[Saved entries]

==================================================

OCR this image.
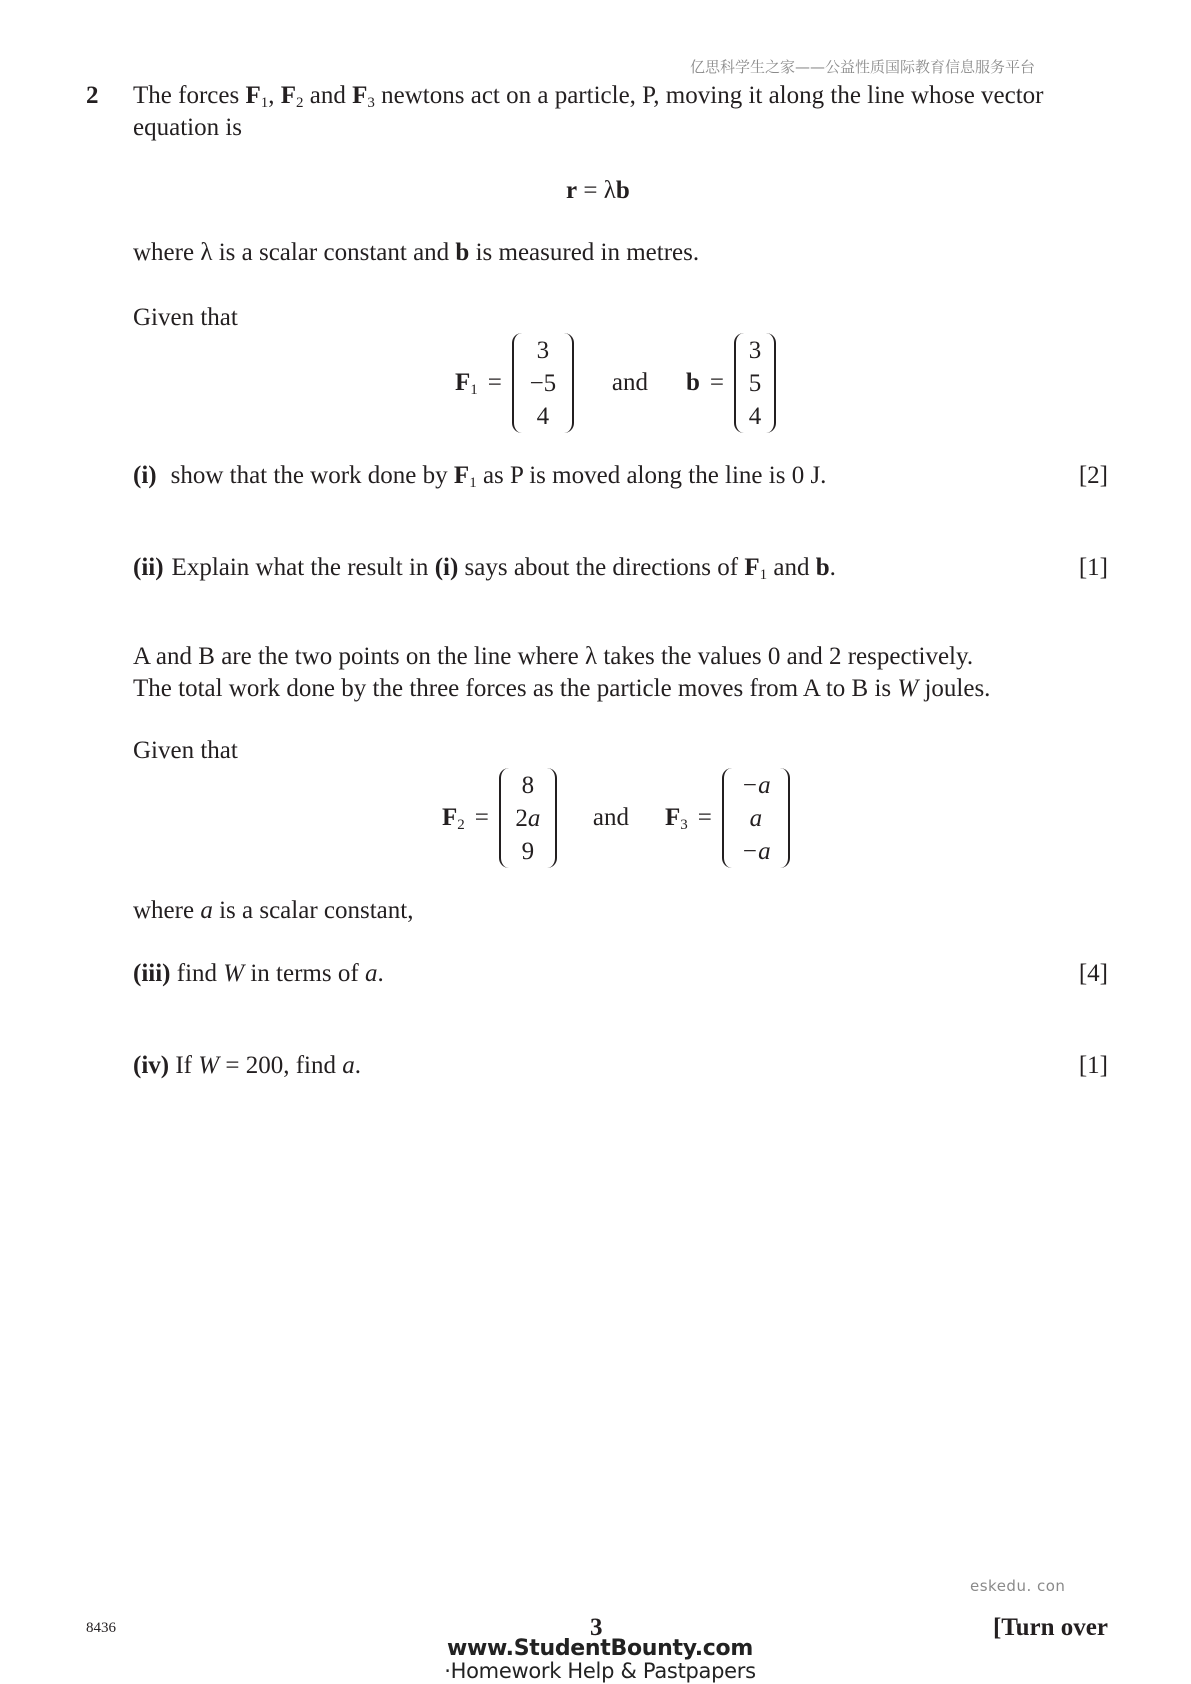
亿思科学生之家——公益性质国际教育信息服务平台
2 The forces $F_1$, $F_2$ and $F_3$ newtons act on a particle, P, moving it along the line whose vector
equation is
r = λb
where λ is a scalar constant and b is measured in metres.
Given that
$F_1$ =
3
−5
4
and b =
3
5
4
(i) show that the work done by $F_1$ as P is moved along the line is 0 J.	[2]
(ii) Explain what the result in (i) says about the directions of $F_1$ and b.	[1]
A and B are the two points on the line where λ takes the values 0 and 2 respectively.
The total work done by the three forces as the particle moves from A to B is W joules.
Given that
$F_2$ =
8
2a
9
and $F_3$ =
−a
a
−a
where a is a scalar constant,
(iii) find W in terms of a.	[4]
(iv) If W = 200, find a.	[1]
eskedu. con
8436	3	[Turn over
www.StudentBounty.com
·Homework Help & Pastpapers
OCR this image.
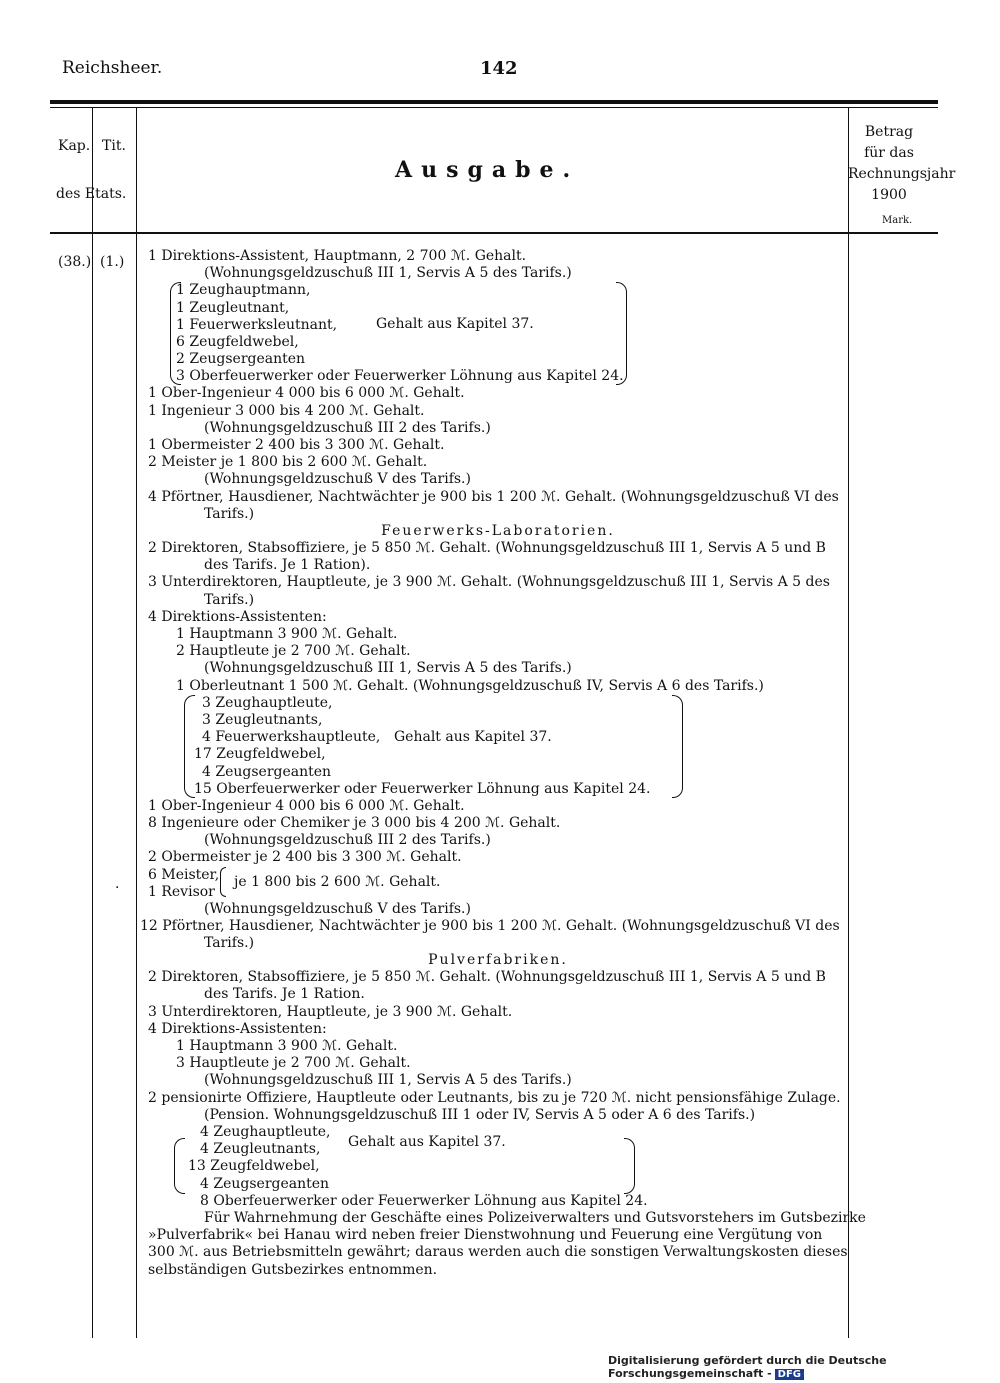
Reichsheer.	142
Kap. Tit.
des Etats.
Ausgabe.
Betrag
für das
Rechnungsjahr
1900
Mark.
(38.) (1.) 1 Direktions-Assistent, Hauptmann, 2 700 ℳ. Gehalt.
(Wohnungsgeldzuschuß III 1, Servis A 5 des Tarifs.)
1 Zeughauptmann,
1 Zeugleutnant,
1 Feuerwerksleutnant,
6 Zeugfeldwebel,
2 Zeugsergeanten
3 Oberfeuerwerker oder Feuerwerker Löhnung aus Kapitel 24.
Gehalt aus Kapitel 37.
1 Ober-Ingenieur 4 000 bis 6 000 ℳ. Gehalt.
1 Ingenieur 3 000 bis 4 200 ℳ. Gehalt.
(Wohnungsgeldzuschuß III 2 des Tarifs.)
1 Obermeister 2 400 bis 3 300 ℳ. Gehalt.
2 Meister je 1 800 bis 2 600 ℳ. Gehalt.
(Wohnungsgeldzuschuß V des Tarifs.)
4 Pförtner, Hausdiener, Nachtwächter je 900 bis 1 200 ℳ. Gehalt. (Wohnungsgeldzuschuß VI des
Tarifs.)
Feuerwerks-Laboratorien.
2 Direktoren, Stabsoffiziere, je 5 850 ℳ. Gehalt. (Wohnungsgeldzuschuß III 1, Servis A 5 und B
des Tarifs. Je 1 Ration).
3 Unterdirektoren, Hauptleute, je 3 900 ℳ. Gehalt. (Wohnungsgeldzuschuß III 1, Servis A 5 des
Tarifs.)
4 Direktions-Assistenten:
1 Hauptmann 3 900 ℳ. Gehalt.
2 Hauptleute je 2 700 ℳ. Gehalt.
(Wohnungsgeldzuschuß III 1, Servis A 5 des Tarifs.)
1 Oberleutnant 1 500 ℳ. Gehalt. (Wohnungsgeldzuschuß IV, Servis A 6 des Tarifs.)
3 Zeughauptleute,
3 Zeugleutnants,
4 Feuerwerkshauptleute,
17 Zeugfeldwebel,
4 Zeugsergeanten
15 Oberfeuerwerker oder Feuerwerker Löhnung aus Kapitel 24.
Gehalt aus Kapitel 37.
1 Ober-Ingenieur 4 000 bis 6 000 ℳ. Gehalt.
8 Ingenieure oder Chemiker je 3 000 bis 4 200 ℳ. Gehalt.
(Wohnungsgeldzuschuß III 2 des Tarifs.)
2 Obermeister je 2 400 bis 3 300 ℳ. Gehalt.
6 Meister,
1 Revisor
je 1 800 bis 2 600 ℳ. Gehalt.
(Wohnungsgeldzuschuß V des Tarifs.)
12 Pförtner, Hausdiener, Nachtwächter je 900 bis 1 200 ℳ. Gehalt. (Wohnungsgeldzuschuß VI des
Tarifs.)
Pulverfabriken.
2 Direktoren, Stabsoffiziere, je 5 850 ℳ. Gehalt. (Wohnungsgeldzuschuß III 1, Servis A 5 und B
des Tarifs. Je 1 Ration.
3 Unterdirektoren, Hauptleute, je 3 900 ℳ. Gehalt.
4 Direktions-Assistenten:
1 Hauptmann 3 900 ℳ. Gehalt.
3 Hauptleute je 2 700 ℳ. Gehalt.
(Wohnungsgeldzuschuß III 1, Servis A 5 des Tarifs.)
2 pensionirte Offiziere, Hauptleute oder Leutnants, bis zu je 720 ℳ. nicht pensionsfähige Zulage.
(Pension. Wohnungsgeldzuschuß III 1 oder IV, Servis A 5 oder A 6 des Tarifs.)
4 Zeughauptleute,
4 Zeugleutnants,
13 Zeugfeldwebel,
4 Zeugsergeanten
8 Oberfeuerwerker oder Feuerwerker Löhnung aus Kapitel 24.
Gehalt aus Kapitel 37.
Für Wahrnehmung der Geschäfte eines Polizeiverwalters und Gutsvorstehers im Gutsbezirke
»Pulverfabrik« bei Hanau wird neben freier Dienstwohnung und Feuerung eine Vergütung von
300 ℳ. aus Betriebsmitteln gewährt; daraus werden auch die sonstigen Verwaltungskosten dieses
selbständigen Gutsbezirkes entnommen.
·
Digitalisierung gefördert durch die Deutsche Forschungsgemeinschaft - DFG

==================================================

What you return should match the records above word for word, minus the pictures.

FULL OUTPUT —
OCR this image.
亿思科学生之家——公益性质国际教育信息服务平台
2 The forces $F_1$, $F_2$ and $F_3$ newtons act on a particle, P, moving it along the line whose vector
equation is
r = λb
where λ is a scalar constant and b is measured in metres.
Given that
$F_1$ =
3
−5
4
and b =
3
5
4
(i) show that the work done by $F_1$ as P is moved along the line is 0 J.	[2]
(ii) Explain what the result in (i) says about the directions of $F_1$ and b.	[1]
A and B are the two points on the line where λ takes the values 0 and 2 respectively.
The total work done by the three forces as the particle moves from A to B is W joules.
Given that
$F_2$ =
8
2a
9
and $F_3$ =
−a
a
−a
where a is a scalar constant,
(iii) find W in terms of a.	[4]
(iv) If W = 200, find a.	[1]
eskedu. con
8436	3	[Turn over
www.StudentBounty.com
·Homework Help & Pastpapers
OCR this image.
Reichsheer.	142
Kap. Tit.
des Etats.
Ausgabe.
Betrag
für das
Rechnungsjahr
1900
Mark.
(38.) (1.) 1 Direktions-Assistent, Hauptmann, 2 700 ℳ. Gehalt.
(Wohnungsgeldzuschuß III 1, Servis A 5 des Tarifs.)
1 Zeughauptmann,
1 Zeugleutnant,
1 Feuerwerksleutnant,
6 Zeugfeldwebel,
2 Zeugsergeanten
3 Oberfeuerwerker oder Feuerwerker Löhnung aus Kapitel 24.
Gehalt aus Kapitel 37.
1 Ober-Ingenieur 4 000 bis 6 000 ℳ. Gehalt.
1 Ingenieur 3 000 bis 4 200 ℳ. Gehalt.
(Wohnungsgeldzuschuß III 2 des Tarifs.)
1 Obermeister 2 400 bis 3 300 ℳ. Gehalt.
2 Meister je 1 800 bis 2 600 ℳ. Gehalt.
(Wohnungsgeldzuschuß V des Tarifs.)
4 Pförtner, Hausdiener, Nachtwächter je 900 bis 1 200 ℳ. Gehalt. (Wohnungsgeldzuschuß VI des
Tarifs.)
Feuerwerks-Laboratorien.
2 Direktoren, Stabsoffiziere, je 5 850 ℳ. Gehalt. (Wohnungsgeldzuschuß III 1, Servis A 5 und B
des Tarifs. Je 1 Ration).
3 Unterdirektoren, Hauptleute, je 3 900 ℳ. Gehalt. (Wohnungsgeldzuschuß III 1, Servis A 5 des
Tarifs.)
4 Direktions-Assistenten:
1 Hauptmann 3 900 ℳ. Gehalt.
2 Hauptleute je 2 700 ℳ. Gehalt.
(Wohnungsgeldzuschuß III 1, Servis A 5 des Tarifs.)
1 Oberleutnant 1 500 ℳ. Gehalt. (Wohnungsgeldzuschuß IV, Servis A 6 des Tarifs.)
3 Zeughauptleute,
3 Zeugleutnants,
4 Feuerwerkshauptleute,
17 Zeugfeldwebel,
4 Zeugsergeanten
15 Oberfeuerwerker oder Feuerwerker Löhnung aus Kapitel 24.
Gehalt aus Kapitel 37.
1 Ober-Ingenieur 4 000 bis 6 000 ℳ. Gehalt.
8 Ingenieure oder Chemiker je 3 000 bis 4 200 ℳ. Gehalt.
(Wohnungsgeldzuschuß III 2 des Tarifs.)
2 Obermeister je 2 400 bis 3 300 ℳ. Gehalt.
6 Meister,
1 Revisor
je 1 800 bis 2 600 ℳ. Gehalt.
(Wohnungsgeldzuschuß V des Tarifs.)
12 Pförtner, Hausdiener, Nachtwächter je 900 bis 1 200 ℳ. Gehalt. (Wohnungsgeldzuschuß VI des
Tarifs.)
Pulverfabriken.
2 Direktoren, Stabsoffiziere, je 5 850 ℳ. Gehalt. (Wohnungsgeldzuschuß III 1, Servis A 5 und B
des Tarifs. Je 1 Ration.
3 Unterdirektoren, Hauptleute, je 3 900 ℳ. Gehalt.
4 Direktions-Assistenten:
1 Hauptmann 3 900 ℳ. Gehalt.
3 Hauptleute je 2 700 ℳ. Gehalt.
(Wohnungsgeldzuschuß III 1, Servis A 5 des Tarifs.)
2 pensionirte Offiziere, Hauptleute oder Leutnants, bis zu je 720 ℳ. nicht pensionsfähige Zulage.
(Pension. Wohnungsgeldzuschuß III 1 oder IV, Servis A 5 oder A 6 des Tarifs.)
4 Zeughauptleute,
4 Zeugleutnants,
13 Zeugfeldwebel,
4 Zeugsergeanten
8 Oberfeuerwerker oder Feuerwerker Löhnung aus Kapitel 24.
Gehalt aus Kapitel 37.
Für Wahrnehmung der Geschäfte eines Polizeiverwalters und Gutsvorstehers im Gutsbezirke
»Pulverfabrik« bei Hanau wird neben freier Dienstwohnung und Feuerung eine Vergütung von
300 ℳ. aus Betriebsmitteln gewährt; daraus werden auch die sonstigen Verwaltungskosten dieses
selbständigen Gutsbezirkes entnommen.
·
Digitalisierung gefördert durch die Deutsche Forschungsgemeinschaft - DFG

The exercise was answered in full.